What this task involves -
Please print all of the material below, word for word.

━━━━━ Records to use

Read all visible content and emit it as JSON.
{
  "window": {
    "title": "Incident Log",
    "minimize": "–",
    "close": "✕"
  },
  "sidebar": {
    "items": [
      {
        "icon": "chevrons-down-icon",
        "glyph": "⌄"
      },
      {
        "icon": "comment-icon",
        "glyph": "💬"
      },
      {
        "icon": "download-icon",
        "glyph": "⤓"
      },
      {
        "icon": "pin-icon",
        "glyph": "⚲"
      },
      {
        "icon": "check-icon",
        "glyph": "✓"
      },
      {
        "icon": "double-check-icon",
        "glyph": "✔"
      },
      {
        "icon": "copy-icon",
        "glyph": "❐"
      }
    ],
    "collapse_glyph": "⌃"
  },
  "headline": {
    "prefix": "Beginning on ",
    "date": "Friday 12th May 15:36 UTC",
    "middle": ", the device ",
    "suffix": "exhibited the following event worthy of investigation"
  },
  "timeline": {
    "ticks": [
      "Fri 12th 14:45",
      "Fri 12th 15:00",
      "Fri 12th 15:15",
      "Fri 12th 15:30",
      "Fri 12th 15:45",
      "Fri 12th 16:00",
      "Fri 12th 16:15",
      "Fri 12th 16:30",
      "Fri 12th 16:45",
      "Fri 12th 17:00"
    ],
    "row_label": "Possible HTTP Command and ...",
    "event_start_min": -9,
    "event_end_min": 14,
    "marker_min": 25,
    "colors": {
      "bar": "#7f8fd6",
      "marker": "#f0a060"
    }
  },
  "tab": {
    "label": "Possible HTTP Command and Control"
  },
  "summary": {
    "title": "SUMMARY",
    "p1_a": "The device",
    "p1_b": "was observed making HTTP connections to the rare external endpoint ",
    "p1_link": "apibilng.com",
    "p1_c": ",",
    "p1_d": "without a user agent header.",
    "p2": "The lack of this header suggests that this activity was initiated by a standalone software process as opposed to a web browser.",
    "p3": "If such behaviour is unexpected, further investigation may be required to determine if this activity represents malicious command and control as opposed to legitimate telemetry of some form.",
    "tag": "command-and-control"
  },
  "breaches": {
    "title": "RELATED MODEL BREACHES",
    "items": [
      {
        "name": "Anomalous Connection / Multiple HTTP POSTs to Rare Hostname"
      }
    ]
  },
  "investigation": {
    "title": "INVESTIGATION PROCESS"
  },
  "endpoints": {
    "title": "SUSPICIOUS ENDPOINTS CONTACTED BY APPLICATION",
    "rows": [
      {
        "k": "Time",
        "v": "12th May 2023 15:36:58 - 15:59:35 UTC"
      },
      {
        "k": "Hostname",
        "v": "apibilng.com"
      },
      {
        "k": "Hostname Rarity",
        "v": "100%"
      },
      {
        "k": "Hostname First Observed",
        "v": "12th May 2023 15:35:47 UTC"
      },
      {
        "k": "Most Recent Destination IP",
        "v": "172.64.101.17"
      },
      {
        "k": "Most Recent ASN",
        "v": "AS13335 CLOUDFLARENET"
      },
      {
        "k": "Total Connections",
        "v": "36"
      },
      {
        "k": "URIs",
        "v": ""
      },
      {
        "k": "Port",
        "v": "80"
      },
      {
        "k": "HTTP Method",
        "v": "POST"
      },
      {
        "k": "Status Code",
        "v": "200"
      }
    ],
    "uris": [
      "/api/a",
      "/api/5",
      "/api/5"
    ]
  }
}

━━━━━━━━━━

Right answer -
Read all visible content and emit it as JSON.
{
  "window": {
    "title": "Incident Log",
    "minimize": "–",
    "close": "✕"
  },
  "sidebar": {
    "items": [
      {
        "icon": "chevrons-down-icon",
        "glyph": "⌄"
      },
      {
        "icon": "comment-icon",
        "glyph": "💬"
      },
      {
        "icon": "download-icon",
        "glyph": "⤓"
      },
      {
        "icon": "pin-icon",
        "glyph": "⚲"
      },
      {
        "icon": "check-icon",
        "glyph": "✓"
      },
      {
        "icon": "double-check-icon",
        "glyph": "✔"
      },
      {
        "icon": "copy-icon",
        "glyph": "❐"
      }
    ],
    "collapse_glyph": "⌃"
  },
  "headline": {
    "prefix": "Beginning on ",
    "date": "Friday 12th May 15:36 UTC",
    "middle": ", the device ",
    "suffix": "exhibited the following event worthy of investigation"
  },
  "timeline": {
    "ticks": [
      "Fri 12th 14:45",
      "Fri 12th 15:00",
      "Fri 12th 15:15",
      "Fri 12th 15:30",
      "Fri 12th 15:45",
      "Fri 12th 16:00",
      "Fri 12th 16:15",
      "Fri 12th 16:30",
      "Fri 12th 16:45",
      "Fri 12th 17:00"
    ],
    "row_label": "Possible HTTP Command and ...",
    "event_start_min": -9,
    "event_end_min": 14,
    "marker_min": 25,
    "colors": {
      "bar": "#7f8fd6",
      "marker": "#f0a060"
    }
  },
  "tab": {
    "label": "Possible HTTP Command and Control"
  },
  "summary": {
    "title": "SUMMARY",
    "p1_a": "The device",
    "p1_b": "was observed making HTTP connections to the rare external endpoint ",
    "p1_link": "apibilng.com",
    "p1_c": ",",
    "p1_d": "without a user agent header.",
    "p2": "The lack of this header suggests that this activity was initiated by a standalone software process as opposed to a web browser.",
    "p3": "If such behaviour is unexpected, further investigation may be required to determine if this activity represents malicious command and control as opposed to legitimate telemetry of some form.",
    "tag": "command-and-control"
  },
  "breaches": {
    "title": "RELATED MODEL BREACHES",
    "items": [
      {
        "name": "Anomalous Connection / Multiple HTTP POSTs to Rare Hostname"
      }
    ]
  },
  "investigation": {
    "title": "INVESTIGATION PROCESS"
  },
  "endpoints": {
    "title": "SUSPICIOUS ENDPOINTS CONTACTED BY APPLICATION",
    "rows": [
      {
        "k": "Time",
        "v": "12th May 2023 15:36:58 - 15:59:35 UTC"
      },
      {
        "k": "Hostname",
        "v": "apibilng.com"
      },
      {
        "k": "Hostname Rarity",
        "v": "100%"
      },
      {
        "k": "Hostname First Observed",
        "v": "12th May 2023 15:35:47 UTC"
      },
      {
        "k": "Most Recent Destination IP",
        "v": "172.64.101.17"
      },
      {
        "k": "Most Recent ASN",
        "v": "AS13335 CLOUDFLARENET"
      },
      {
        "k": "Total Connections",
        "v": "36"
      },
      {
        "k": "URIs",
        "v": ""
      },
      {
        "k": "Port",
        "v": "80"
      },
      {
        "k": "HTTP Method",
        "v": "POST"
      },
      {
        "k": "Status Code",
        "v": "200"
      }
    ],
    "uris": [
      "/api/a",
      "/api/5",
      "/api/5"
    ]
  }
}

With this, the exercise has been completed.